▶ **OBJECTIVE**
The data below is to be returned in full and exactly.
'''
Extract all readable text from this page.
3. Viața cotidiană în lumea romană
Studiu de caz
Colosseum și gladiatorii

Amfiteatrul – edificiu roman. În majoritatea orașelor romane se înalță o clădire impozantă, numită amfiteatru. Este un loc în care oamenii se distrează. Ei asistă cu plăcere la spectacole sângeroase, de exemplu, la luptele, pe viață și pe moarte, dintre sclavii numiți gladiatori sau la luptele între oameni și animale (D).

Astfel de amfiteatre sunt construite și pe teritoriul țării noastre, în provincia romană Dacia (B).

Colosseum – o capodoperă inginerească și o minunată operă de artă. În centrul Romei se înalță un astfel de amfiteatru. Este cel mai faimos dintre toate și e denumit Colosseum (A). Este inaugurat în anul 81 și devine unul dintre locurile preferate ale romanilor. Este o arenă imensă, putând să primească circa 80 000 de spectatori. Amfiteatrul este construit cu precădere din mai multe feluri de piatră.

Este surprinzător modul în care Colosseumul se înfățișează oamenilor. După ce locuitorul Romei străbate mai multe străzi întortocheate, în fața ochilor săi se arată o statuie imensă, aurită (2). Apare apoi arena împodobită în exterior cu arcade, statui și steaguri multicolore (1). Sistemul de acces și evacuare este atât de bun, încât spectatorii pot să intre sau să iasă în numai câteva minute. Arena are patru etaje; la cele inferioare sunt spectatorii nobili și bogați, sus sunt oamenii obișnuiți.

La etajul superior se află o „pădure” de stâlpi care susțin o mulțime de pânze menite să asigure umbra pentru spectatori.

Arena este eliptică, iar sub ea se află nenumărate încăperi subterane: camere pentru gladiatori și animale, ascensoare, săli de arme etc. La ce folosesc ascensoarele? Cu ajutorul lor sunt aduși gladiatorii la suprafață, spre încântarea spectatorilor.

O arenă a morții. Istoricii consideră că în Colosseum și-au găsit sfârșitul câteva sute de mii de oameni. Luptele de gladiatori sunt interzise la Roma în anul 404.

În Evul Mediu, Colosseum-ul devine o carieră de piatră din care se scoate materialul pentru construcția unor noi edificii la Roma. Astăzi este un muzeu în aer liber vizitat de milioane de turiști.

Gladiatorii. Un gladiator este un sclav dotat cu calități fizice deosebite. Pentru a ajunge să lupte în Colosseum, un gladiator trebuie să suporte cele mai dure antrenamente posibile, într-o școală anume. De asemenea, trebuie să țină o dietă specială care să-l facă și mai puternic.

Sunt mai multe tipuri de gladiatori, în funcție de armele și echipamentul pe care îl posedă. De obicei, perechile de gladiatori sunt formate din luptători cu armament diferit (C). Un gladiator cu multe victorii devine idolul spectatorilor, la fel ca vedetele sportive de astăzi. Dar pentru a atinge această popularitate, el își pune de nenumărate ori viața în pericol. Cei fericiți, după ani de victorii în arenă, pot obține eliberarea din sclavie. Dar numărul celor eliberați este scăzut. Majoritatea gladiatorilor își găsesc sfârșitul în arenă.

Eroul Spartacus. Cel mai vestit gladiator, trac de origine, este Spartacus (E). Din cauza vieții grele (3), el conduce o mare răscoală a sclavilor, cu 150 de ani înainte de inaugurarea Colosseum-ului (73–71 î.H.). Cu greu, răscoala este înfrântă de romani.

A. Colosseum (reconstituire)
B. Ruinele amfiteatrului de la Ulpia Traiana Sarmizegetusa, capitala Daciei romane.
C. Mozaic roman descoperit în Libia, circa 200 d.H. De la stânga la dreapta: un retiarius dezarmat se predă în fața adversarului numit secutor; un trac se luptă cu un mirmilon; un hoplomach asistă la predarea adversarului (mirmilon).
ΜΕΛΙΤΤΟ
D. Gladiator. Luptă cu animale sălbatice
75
'''
▶ **RESPONSE TO THIS TASK**
Extract all readable text from this page.
3. Viața cotidiană în lumea romană
Studiu de caz
Colosseum și gladiatorii

Amfiteatrul – edificiu roman. În majoritatea orașelor romane se înalță o clădire impozantă, numită amfiteatru. Este un loc în care oamenii se distrează. Ei asistă cu plăcere la spectacole sângeroase, de exemplu, la luptele, pe viață și pe moarte, dintre sclavii numiți gladiatori sau la luptele între oameni și animale (D).

Astfel de amfiteatre sunt construite și pe teritoriul țării noastre, în provincia romană Dacia (B).

Colosseum – o capodoperă inginerească și o minunată operă de artă. În centrul Romei se înalță un astfel de amfiteatru. Este cel mai faimos dintre toate și e denumit Colosseum (A). Este inaugurat în anul 81 și devine unul dintre locurile preferate ale romanilor. Este o arenă imensă, putând să primească circa 80 000 de spectatori. Amfiteatrul este construit cu precădere din mai multe feluri de piatră.

Este surprinzător modul în care Colosseumul se înfățișează oamenilor. După ce locuitorul Romei străbate mai multe străzi întortocheate, în fața ochilor săi se arată o statuie imensă, aurită (2). Apare apoi arena împodobită în exterior cu arcade, statui și steaguri multicolore (1). Sistemul de acces și evacuare este atât de bun, încât spectatorii pot să intre sau să iasă în numai câteva minute. Arena are patru etaje; la cele inferioare sunt spectatorii nobili și bogați, sus sunt oamenii obișnuiți.

La etajul superior se află o „pădure” de stâlpi care susțin o mulțime de pânze menite să asigure umbra pentru spectatori.

Arena este eliptică, iar sub ea se află nenumărate încăperi subterane: camere pentru gladiatori și animale, ascensoare, săli de arme etc. La ce folosesc ascensoarele? Cu ajutorul lor sunt aduși gladiatorii la suprafață, spre încântarea spectatorilor.

O arenă a morții. Istoricii consideră că în Colosseum și-au găsit sfârșitul câteva sute de mii de oameni. Luptele de gladiatori sunt interzise la Roma în anul 404.

În Evul Mediu, Colosseum-ul devine o carieră de piatră din care se scoate materialul pentru construcția unor noi edificii la Roma. Astăzi este un muzeu în aer liber vizitat de milioane de turiști.

Gladiatorii. Un gladiator este un sclav dotat cu calități fizice deosebite. Pentru a ajunge să lupte în Colosseum, un gladiator trebuie să suporte cele mai dure antrenamente posibile, într-o școală anume. De asemenea, trebuie să țină o dietă specială care să-l facă și mai puternic.

Sunt mai multe tipuri de gladiatori, în funcție de armele și echipamentul pe care îl posedă. De obicei, perechile de gladiatori sunt formate din luptători cu armament diferit (C). Un gladiator cu multe victorii devine idolul spectatorilor, la fel ca vedetele sportive de astăzi. Dar pentru a atinge această popularitate, el își pune de nenumărate ori viața în pericol. Cei fericiți, după ani de victorii în arenă, pot obține eliberarea din sclavie. Dar numărul celor eliberați este scăzut. Majoritatea gladiatorilor își găsesc sfârșitul în arenă.

Eroul Spartacus. Cel mai vestit gladiator, trac de origine, este Spartacus (E). Din cauza vieții grele (3), el conduce o mare răscoală a sclavilor, cu 150 de ani înainte de inaugurarea Colosseum-ului (73–71 î.H.). Cu greu, răscoala este înfrântă de romani.

A. Colosseum (reconstituire)
B. Ruinele amfiteatrului de la Ulpia Traiana Sarmizegetusa, capitala Daciei romane.
C. Mozaic roman descoperit în Libia, circa 200 d.H. De la stânga la dreapta: un retiarius dezarmat se predă în fața adversarului numit secutor; un trac se luptă cu un mirmilon; un hoplomach asistă la predarea adversarului (mirmilon).
ΜΕΛΙΤΤΟ
D. Gladiator. Luptă cu animale sălbatice
75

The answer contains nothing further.